Given problem: Every line below that includes "密州出猎" counts toward the total. Report that total alone.

Extracted data entries:
____________________

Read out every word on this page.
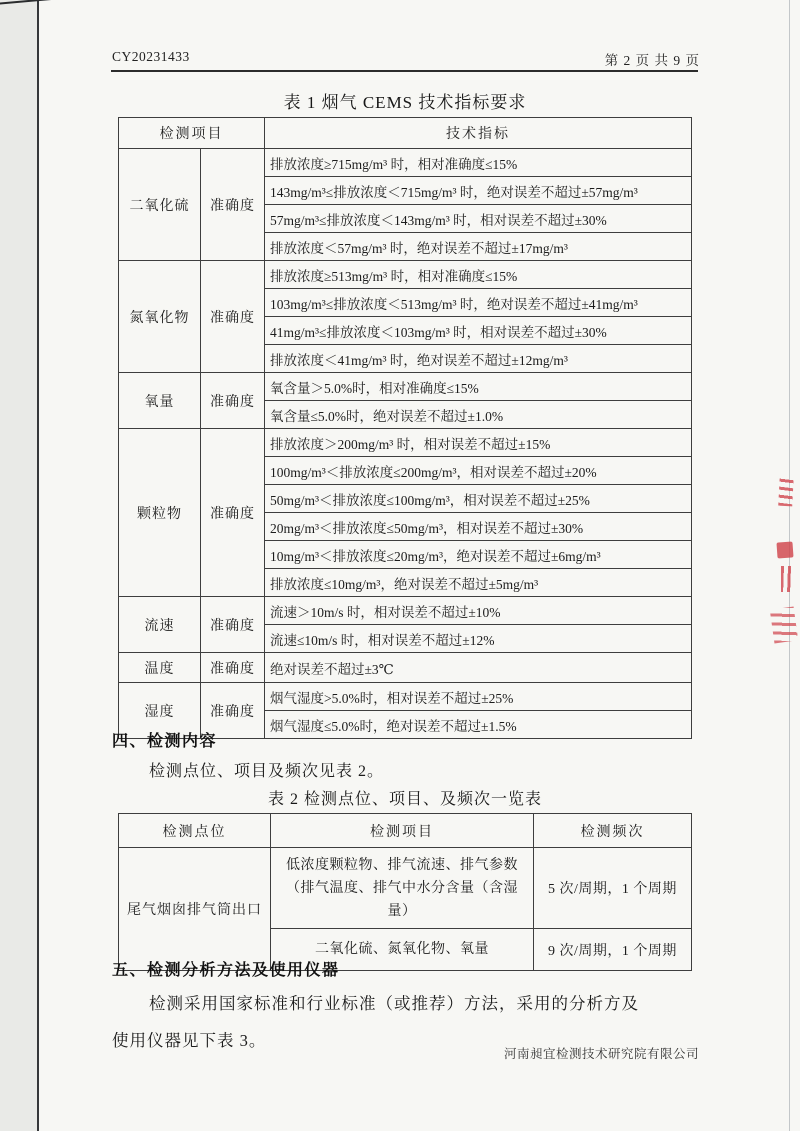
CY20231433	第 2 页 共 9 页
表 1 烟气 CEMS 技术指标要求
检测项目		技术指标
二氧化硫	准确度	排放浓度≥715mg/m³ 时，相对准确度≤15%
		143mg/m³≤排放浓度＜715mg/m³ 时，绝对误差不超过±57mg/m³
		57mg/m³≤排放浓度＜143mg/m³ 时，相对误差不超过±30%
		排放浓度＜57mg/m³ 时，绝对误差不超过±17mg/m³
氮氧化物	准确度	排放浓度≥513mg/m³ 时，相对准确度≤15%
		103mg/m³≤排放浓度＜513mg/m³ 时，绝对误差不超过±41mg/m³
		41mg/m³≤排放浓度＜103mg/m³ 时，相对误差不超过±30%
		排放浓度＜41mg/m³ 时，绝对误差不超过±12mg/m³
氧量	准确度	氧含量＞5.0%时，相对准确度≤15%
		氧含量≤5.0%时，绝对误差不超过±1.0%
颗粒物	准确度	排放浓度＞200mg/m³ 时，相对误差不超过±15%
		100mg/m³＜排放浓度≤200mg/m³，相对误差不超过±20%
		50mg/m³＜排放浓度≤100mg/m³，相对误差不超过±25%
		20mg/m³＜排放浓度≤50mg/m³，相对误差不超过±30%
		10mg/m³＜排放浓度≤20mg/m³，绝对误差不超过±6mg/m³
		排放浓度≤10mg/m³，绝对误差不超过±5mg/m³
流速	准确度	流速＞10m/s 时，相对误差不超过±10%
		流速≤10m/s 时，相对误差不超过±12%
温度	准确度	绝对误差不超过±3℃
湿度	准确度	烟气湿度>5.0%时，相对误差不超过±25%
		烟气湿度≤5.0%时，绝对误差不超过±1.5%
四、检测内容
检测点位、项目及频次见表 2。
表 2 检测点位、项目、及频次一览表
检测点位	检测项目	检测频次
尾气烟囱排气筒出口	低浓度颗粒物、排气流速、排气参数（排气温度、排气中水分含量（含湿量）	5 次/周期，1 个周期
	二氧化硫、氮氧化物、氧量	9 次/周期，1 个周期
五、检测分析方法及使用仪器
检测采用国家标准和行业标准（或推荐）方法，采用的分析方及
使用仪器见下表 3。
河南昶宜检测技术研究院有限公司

____________________

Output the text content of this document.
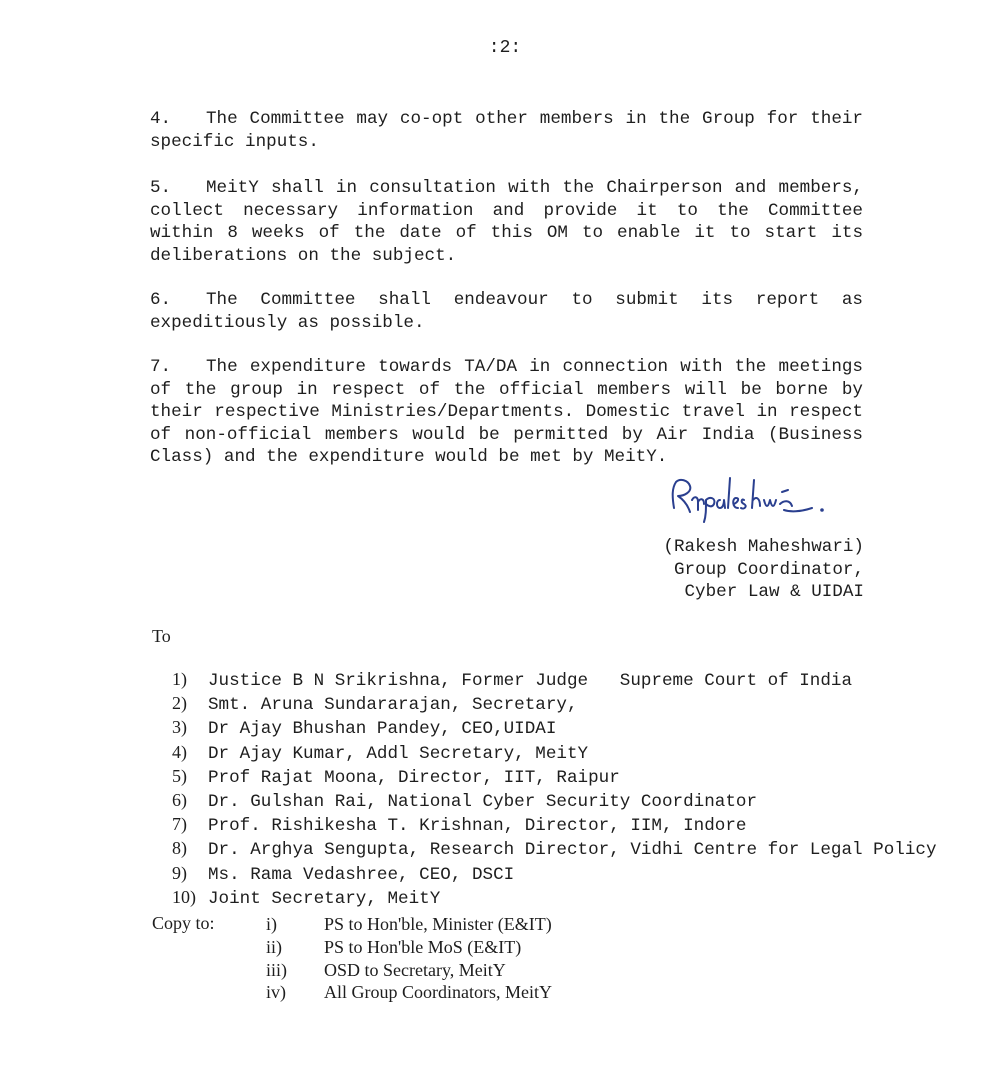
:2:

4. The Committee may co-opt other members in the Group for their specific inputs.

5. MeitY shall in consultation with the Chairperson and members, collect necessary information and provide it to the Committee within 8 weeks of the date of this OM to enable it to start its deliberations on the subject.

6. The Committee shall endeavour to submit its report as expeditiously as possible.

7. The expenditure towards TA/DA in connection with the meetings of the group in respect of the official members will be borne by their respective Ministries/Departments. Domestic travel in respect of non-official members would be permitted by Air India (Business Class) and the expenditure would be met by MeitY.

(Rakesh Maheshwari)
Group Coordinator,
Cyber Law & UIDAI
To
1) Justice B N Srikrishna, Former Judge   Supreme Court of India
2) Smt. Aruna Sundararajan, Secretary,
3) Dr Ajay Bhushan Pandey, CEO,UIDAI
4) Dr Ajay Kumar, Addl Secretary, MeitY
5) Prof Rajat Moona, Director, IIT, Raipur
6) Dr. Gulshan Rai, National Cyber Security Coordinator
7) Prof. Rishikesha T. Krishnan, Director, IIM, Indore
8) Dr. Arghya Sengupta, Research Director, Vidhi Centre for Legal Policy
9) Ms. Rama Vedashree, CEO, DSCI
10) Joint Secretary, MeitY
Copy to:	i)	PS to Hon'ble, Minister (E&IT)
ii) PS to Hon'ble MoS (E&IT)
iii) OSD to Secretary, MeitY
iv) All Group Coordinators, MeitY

____________________

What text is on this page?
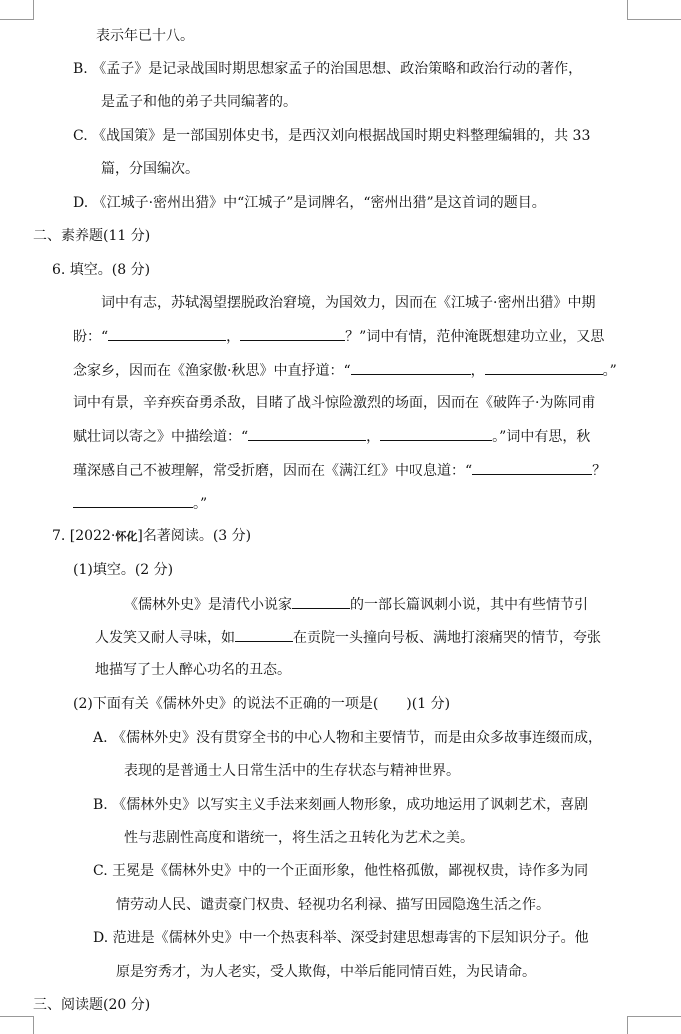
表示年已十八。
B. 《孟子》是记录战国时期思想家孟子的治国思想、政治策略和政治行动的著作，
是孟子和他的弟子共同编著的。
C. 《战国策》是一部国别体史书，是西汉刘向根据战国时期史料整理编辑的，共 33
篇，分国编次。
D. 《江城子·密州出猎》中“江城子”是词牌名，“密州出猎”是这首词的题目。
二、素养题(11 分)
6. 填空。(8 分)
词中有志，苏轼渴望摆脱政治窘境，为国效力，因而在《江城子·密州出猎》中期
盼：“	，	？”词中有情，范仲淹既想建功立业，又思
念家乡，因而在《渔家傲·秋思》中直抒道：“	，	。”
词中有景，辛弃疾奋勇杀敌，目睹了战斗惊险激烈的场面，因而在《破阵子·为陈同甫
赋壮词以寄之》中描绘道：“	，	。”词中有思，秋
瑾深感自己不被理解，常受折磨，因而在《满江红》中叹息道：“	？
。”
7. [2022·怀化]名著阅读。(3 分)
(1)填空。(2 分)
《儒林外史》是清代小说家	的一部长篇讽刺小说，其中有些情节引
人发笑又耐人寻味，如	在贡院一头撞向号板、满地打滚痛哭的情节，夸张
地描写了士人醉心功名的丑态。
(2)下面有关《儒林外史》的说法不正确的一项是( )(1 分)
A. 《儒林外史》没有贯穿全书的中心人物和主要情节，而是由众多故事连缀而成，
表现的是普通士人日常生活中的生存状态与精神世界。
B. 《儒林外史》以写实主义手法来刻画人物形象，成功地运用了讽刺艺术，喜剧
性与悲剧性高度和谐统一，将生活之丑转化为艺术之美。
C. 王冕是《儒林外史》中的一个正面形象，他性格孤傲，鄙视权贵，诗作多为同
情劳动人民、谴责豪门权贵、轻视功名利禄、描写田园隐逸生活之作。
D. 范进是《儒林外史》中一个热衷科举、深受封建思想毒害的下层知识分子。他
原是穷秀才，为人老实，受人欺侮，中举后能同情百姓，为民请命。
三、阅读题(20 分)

____________________

The reply: 2